=== TASK DESCRIPTION ===
Find every line containing the word "Bank" in the records below; report only how many there are.

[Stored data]
----------------------------------------
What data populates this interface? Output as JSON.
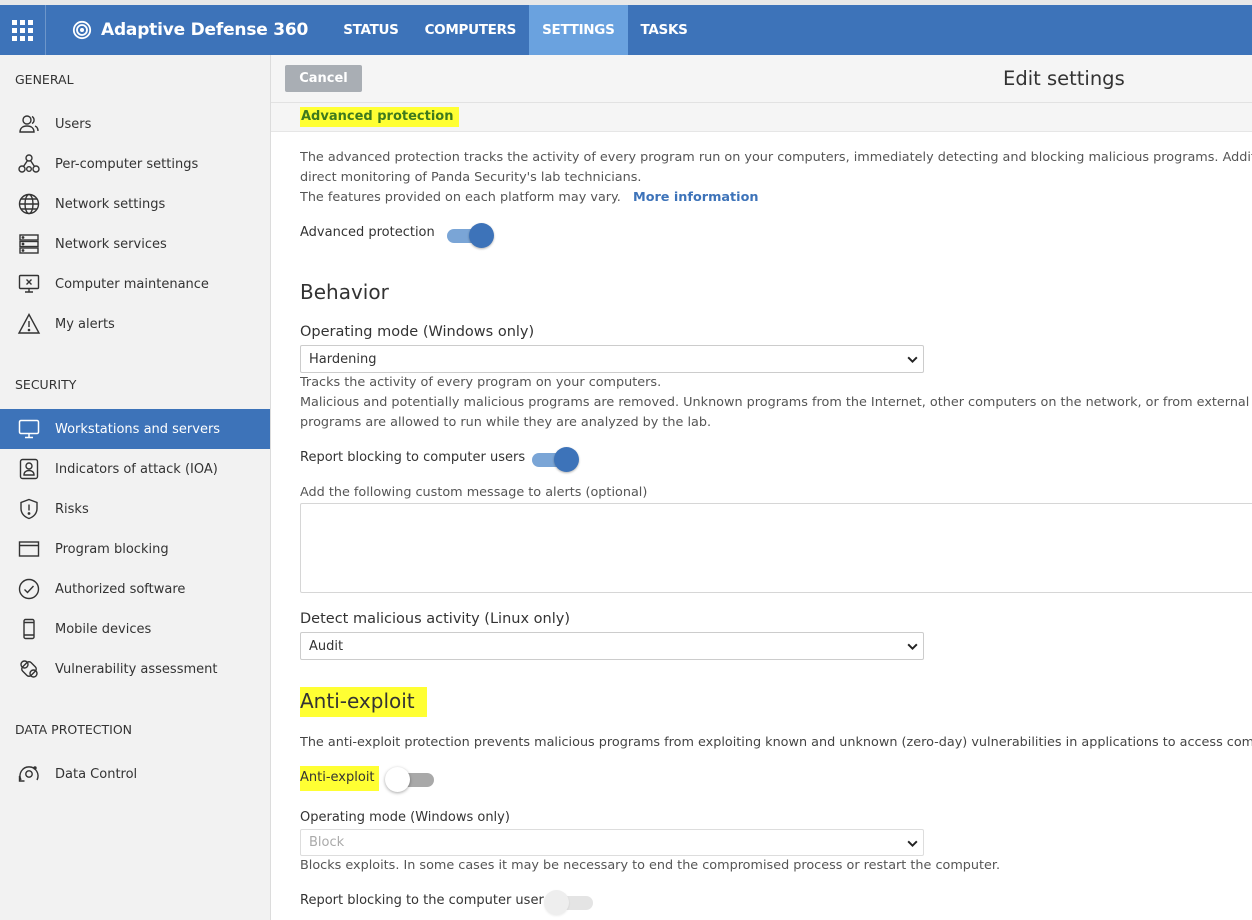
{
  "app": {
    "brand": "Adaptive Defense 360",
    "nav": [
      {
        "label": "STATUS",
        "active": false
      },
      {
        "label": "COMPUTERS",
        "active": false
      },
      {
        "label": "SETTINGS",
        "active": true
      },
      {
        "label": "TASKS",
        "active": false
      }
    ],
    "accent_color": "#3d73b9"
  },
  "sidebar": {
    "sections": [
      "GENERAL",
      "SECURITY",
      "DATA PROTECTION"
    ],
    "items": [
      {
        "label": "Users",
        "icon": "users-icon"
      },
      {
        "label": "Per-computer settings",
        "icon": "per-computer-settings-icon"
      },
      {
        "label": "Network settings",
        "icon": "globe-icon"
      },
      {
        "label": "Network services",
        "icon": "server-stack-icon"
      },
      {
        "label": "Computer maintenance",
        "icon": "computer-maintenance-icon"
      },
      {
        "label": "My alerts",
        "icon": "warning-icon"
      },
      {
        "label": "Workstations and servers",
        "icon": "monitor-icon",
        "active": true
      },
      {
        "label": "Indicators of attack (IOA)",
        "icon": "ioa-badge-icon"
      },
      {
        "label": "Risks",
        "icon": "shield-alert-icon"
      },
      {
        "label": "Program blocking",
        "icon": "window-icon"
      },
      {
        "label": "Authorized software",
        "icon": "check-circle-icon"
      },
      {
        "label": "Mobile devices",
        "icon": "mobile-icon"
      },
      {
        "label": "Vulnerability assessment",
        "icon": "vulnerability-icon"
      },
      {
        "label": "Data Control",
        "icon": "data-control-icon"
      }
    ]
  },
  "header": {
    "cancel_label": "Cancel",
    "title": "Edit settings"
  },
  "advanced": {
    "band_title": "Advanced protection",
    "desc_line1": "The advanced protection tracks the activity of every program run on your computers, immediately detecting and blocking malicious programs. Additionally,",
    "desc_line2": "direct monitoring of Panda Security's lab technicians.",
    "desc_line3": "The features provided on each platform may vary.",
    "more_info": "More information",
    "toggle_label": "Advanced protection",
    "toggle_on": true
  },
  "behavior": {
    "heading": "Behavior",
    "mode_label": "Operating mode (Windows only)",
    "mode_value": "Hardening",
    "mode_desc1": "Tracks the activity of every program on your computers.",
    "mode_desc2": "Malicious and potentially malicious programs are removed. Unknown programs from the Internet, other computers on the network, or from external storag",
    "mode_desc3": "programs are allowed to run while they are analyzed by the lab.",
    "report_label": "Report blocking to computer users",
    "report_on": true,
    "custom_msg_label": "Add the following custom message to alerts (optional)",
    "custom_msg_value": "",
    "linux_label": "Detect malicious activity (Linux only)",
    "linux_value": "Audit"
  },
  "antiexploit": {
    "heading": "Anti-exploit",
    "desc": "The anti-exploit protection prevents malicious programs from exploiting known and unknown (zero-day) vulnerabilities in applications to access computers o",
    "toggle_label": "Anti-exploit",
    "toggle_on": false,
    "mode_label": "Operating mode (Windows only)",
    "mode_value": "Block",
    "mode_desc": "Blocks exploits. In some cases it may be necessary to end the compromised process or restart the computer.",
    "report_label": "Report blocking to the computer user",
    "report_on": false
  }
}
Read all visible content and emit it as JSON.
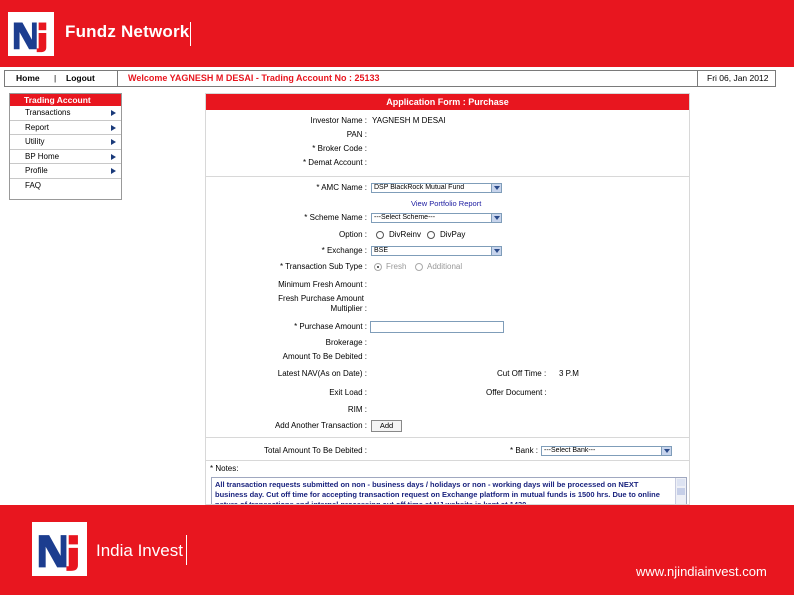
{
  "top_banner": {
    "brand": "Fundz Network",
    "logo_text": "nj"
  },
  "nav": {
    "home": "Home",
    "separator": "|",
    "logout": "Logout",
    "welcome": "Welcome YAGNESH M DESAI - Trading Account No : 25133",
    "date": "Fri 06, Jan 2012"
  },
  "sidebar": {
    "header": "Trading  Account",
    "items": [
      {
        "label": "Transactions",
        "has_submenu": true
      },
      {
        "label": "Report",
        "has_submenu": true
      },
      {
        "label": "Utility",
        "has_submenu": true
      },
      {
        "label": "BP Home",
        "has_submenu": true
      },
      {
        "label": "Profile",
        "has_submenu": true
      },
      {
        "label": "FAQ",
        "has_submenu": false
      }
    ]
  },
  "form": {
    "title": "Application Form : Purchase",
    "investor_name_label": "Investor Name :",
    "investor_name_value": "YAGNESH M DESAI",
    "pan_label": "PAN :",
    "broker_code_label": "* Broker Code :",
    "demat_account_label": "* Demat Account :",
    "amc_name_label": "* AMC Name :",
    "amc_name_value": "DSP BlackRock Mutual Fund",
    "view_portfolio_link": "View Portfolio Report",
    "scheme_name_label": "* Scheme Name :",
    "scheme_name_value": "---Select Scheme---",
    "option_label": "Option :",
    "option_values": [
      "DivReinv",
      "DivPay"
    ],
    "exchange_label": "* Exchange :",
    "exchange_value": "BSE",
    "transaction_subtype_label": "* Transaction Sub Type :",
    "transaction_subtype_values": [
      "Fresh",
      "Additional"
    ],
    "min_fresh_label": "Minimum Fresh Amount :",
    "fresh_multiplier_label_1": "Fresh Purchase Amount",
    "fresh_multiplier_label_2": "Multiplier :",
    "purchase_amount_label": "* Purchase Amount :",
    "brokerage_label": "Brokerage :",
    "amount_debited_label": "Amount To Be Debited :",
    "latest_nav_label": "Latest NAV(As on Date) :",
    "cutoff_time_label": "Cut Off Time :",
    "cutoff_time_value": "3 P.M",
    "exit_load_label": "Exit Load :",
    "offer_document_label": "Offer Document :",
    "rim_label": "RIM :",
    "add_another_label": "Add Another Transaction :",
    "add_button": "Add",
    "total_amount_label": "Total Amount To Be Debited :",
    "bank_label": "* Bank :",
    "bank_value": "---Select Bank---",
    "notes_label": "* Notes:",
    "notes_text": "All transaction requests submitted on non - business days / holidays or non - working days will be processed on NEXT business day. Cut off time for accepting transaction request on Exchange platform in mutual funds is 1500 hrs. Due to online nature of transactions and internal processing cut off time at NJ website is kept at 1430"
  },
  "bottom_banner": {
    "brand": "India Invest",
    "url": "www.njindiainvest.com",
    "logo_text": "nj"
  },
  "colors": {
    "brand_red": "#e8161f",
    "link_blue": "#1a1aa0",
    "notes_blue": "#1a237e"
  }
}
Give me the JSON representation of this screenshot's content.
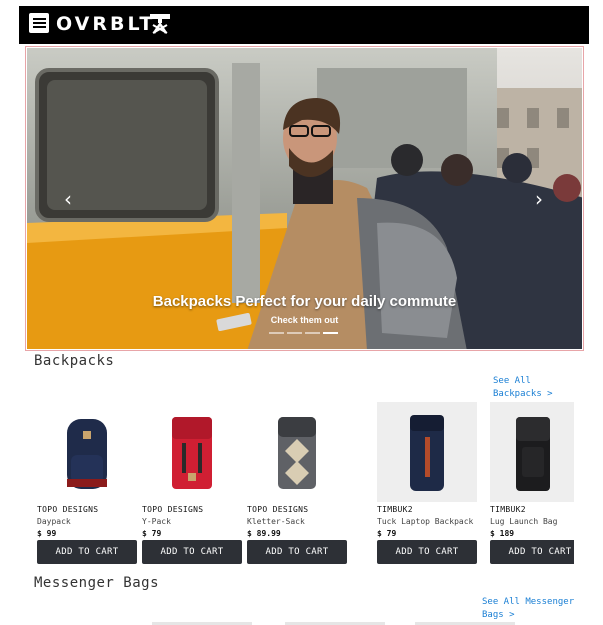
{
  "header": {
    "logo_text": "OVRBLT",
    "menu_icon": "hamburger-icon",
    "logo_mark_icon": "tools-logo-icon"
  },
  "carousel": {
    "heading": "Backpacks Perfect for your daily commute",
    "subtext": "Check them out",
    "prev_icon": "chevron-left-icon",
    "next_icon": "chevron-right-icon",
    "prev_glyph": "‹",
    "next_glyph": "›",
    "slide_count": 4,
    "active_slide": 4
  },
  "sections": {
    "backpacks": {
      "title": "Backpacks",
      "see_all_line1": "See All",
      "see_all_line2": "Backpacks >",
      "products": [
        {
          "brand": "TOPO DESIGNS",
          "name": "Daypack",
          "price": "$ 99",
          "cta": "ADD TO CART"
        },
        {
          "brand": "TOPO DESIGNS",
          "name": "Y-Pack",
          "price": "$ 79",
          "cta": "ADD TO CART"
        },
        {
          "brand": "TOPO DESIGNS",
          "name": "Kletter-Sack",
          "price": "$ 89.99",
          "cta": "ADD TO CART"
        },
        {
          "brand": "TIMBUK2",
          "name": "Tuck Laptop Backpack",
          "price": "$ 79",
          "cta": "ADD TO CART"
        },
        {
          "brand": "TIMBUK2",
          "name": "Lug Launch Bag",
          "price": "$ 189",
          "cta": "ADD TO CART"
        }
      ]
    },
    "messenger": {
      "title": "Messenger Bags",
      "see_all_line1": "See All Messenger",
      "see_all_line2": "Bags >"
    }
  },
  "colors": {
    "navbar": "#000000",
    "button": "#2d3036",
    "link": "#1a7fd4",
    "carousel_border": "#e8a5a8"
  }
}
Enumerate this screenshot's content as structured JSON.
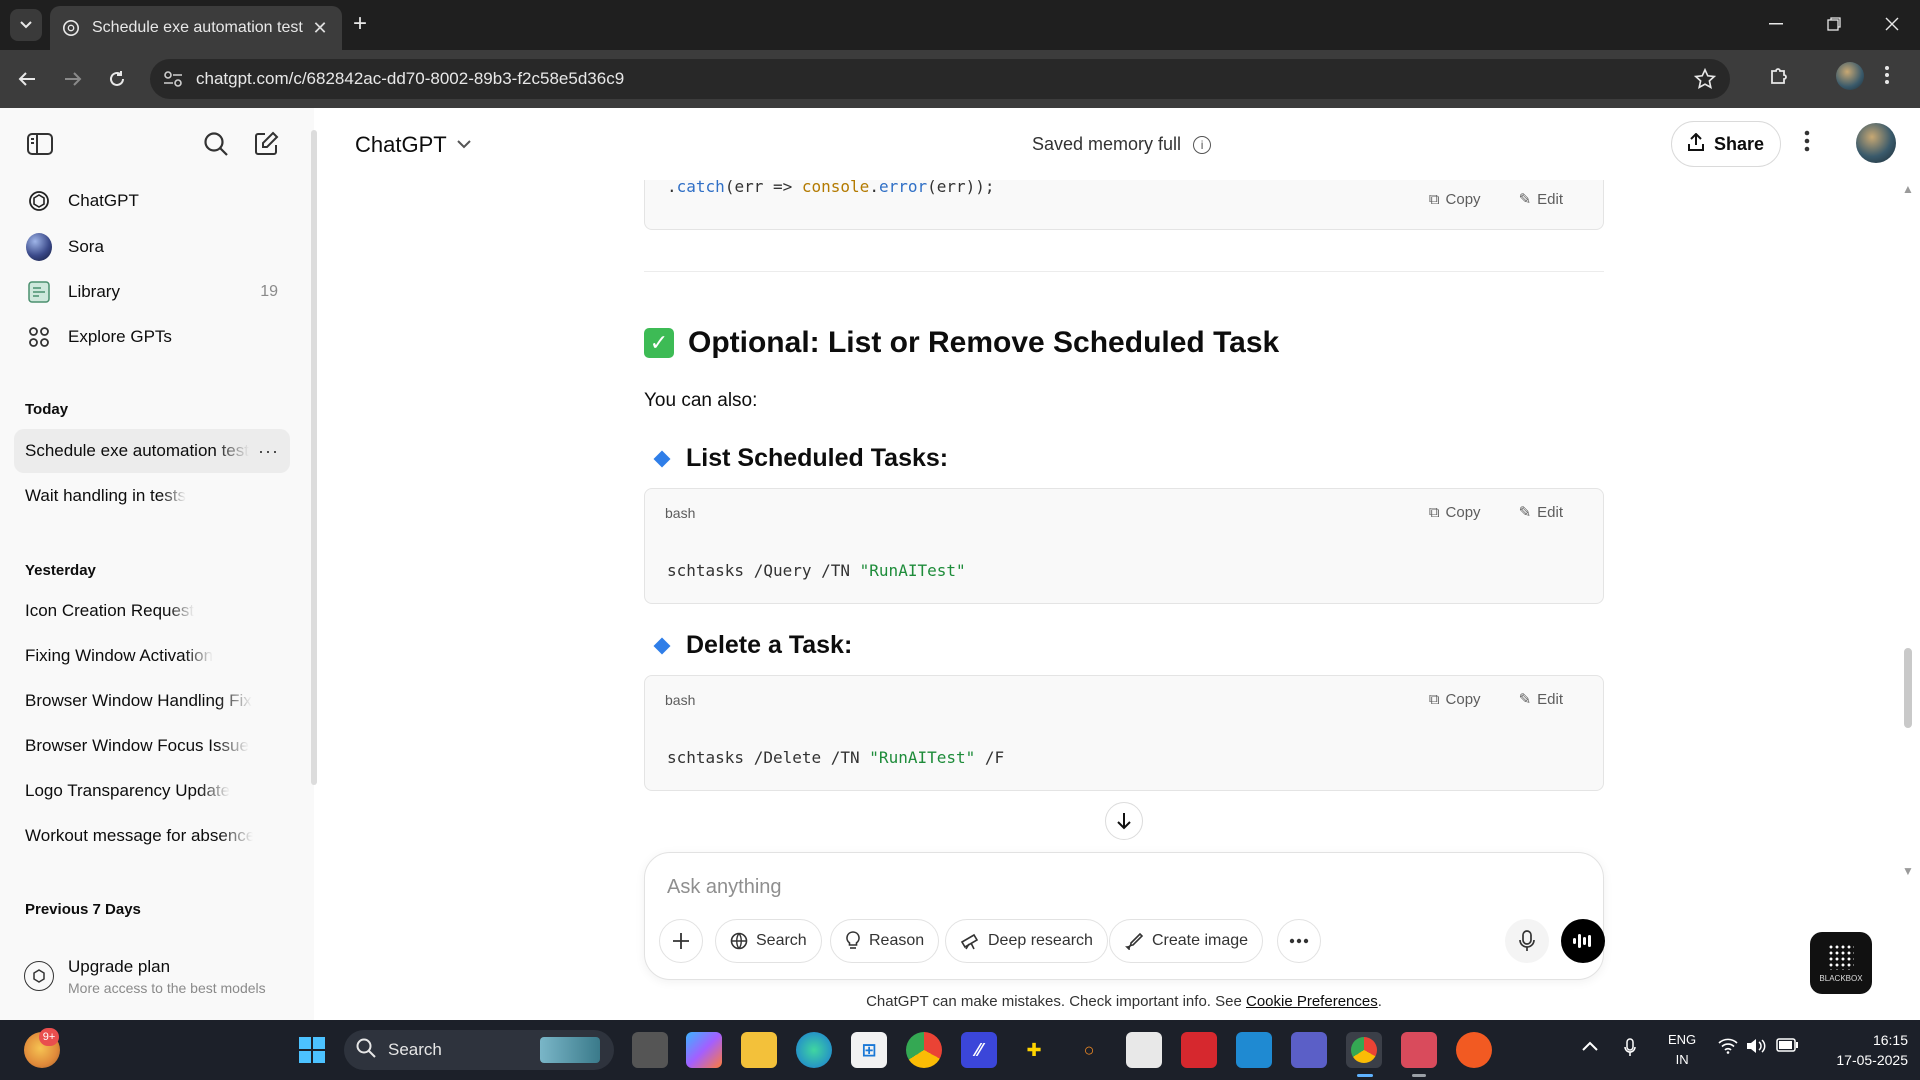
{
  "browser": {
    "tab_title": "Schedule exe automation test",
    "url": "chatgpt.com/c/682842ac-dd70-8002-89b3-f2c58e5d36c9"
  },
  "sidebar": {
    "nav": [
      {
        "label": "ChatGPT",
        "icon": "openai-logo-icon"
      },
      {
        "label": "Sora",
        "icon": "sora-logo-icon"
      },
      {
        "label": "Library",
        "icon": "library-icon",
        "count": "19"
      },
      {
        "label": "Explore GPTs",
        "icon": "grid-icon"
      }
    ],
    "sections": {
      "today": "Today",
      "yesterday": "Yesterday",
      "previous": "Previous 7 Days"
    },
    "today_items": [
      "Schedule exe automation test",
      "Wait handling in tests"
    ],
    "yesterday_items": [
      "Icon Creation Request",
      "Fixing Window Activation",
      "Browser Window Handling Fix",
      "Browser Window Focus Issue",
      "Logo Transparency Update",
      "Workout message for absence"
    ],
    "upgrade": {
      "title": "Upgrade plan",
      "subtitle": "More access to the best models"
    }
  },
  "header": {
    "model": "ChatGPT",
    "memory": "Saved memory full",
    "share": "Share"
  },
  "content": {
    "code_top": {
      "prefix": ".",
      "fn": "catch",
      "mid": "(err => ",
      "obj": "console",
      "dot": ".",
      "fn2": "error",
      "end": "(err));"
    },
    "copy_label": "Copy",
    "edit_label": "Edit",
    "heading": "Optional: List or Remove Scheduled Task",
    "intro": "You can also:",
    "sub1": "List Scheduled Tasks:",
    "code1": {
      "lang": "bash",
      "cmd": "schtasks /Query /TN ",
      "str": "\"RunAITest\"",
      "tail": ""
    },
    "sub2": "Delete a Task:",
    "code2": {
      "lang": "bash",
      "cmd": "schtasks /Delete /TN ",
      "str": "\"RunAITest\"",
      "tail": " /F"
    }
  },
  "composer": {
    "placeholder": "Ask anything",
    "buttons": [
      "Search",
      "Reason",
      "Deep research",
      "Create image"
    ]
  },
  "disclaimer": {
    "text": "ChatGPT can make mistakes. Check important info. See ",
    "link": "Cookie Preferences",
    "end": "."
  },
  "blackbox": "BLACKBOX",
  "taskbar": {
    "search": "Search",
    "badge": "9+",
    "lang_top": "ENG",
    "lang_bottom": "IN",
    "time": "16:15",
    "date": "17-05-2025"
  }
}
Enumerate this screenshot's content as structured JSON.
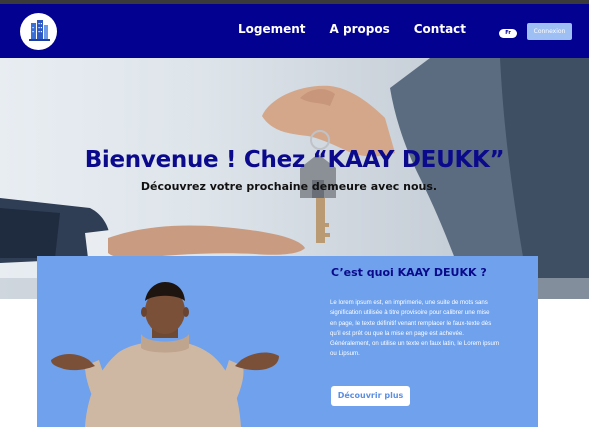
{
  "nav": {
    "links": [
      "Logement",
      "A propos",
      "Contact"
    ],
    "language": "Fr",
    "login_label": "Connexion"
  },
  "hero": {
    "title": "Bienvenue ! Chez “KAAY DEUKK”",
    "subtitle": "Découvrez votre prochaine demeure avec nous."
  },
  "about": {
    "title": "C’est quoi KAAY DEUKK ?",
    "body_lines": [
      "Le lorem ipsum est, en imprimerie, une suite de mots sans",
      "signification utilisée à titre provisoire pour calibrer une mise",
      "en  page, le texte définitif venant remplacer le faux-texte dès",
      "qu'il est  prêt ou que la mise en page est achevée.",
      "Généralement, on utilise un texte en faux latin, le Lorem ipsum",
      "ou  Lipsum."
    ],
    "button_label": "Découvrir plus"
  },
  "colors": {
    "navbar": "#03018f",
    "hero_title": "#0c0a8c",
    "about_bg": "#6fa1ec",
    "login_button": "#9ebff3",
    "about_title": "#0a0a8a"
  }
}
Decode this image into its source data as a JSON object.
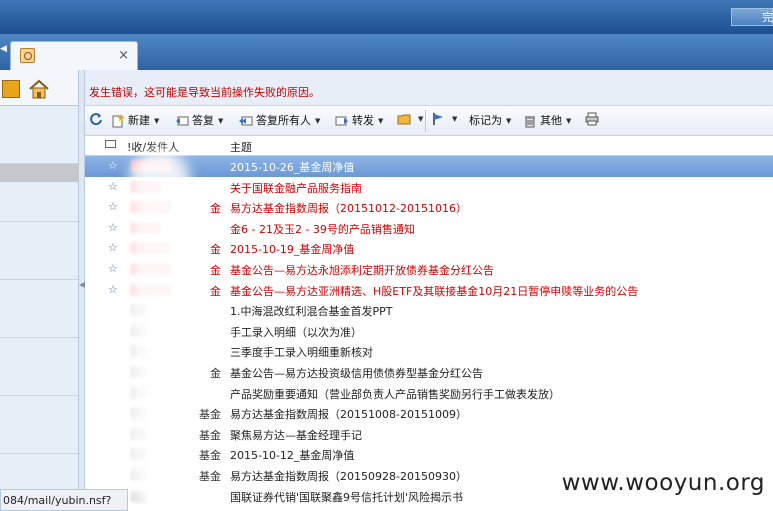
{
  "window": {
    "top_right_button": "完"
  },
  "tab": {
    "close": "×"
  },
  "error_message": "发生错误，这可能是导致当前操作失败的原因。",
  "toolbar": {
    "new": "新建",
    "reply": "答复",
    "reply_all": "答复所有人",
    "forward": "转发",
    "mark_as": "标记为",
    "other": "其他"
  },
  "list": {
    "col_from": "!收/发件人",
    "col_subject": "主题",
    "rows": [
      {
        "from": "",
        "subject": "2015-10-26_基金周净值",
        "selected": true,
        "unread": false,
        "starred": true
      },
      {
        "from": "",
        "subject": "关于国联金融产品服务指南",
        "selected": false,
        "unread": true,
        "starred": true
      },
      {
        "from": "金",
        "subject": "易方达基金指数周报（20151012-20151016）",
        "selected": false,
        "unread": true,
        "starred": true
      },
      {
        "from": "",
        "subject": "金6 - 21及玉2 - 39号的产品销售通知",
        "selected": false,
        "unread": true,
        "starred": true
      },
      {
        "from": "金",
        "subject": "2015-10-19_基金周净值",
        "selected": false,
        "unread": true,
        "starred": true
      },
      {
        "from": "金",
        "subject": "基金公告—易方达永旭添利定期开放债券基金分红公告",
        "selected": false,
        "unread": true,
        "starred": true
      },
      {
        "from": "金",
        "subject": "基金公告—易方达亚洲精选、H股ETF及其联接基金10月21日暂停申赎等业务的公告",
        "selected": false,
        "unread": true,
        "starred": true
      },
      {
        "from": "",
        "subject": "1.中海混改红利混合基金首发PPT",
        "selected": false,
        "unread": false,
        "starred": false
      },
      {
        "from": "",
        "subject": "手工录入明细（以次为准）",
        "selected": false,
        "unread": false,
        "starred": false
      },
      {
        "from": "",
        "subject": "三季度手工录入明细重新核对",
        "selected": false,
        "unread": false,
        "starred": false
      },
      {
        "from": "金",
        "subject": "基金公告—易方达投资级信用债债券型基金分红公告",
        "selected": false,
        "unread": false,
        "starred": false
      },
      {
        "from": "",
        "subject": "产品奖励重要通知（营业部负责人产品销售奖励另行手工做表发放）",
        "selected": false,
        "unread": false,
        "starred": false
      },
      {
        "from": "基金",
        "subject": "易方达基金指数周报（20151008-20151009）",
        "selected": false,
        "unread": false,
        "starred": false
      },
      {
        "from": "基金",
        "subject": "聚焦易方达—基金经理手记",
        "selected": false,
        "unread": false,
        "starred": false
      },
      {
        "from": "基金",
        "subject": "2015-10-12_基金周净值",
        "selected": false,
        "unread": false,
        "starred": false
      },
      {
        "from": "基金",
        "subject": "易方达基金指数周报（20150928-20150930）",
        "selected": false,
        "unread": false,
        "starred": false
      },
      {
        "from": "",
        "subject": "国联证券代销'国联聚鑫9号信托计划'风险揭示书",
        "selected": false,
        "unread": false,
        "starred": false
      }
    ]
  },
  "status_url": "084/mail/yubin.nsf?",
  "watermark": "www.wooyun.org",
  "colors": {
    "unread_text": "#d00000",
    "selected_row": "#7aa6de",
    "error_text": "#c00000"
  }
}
----------------------------------------
=== SOLUTION TO THIS TASK ===
2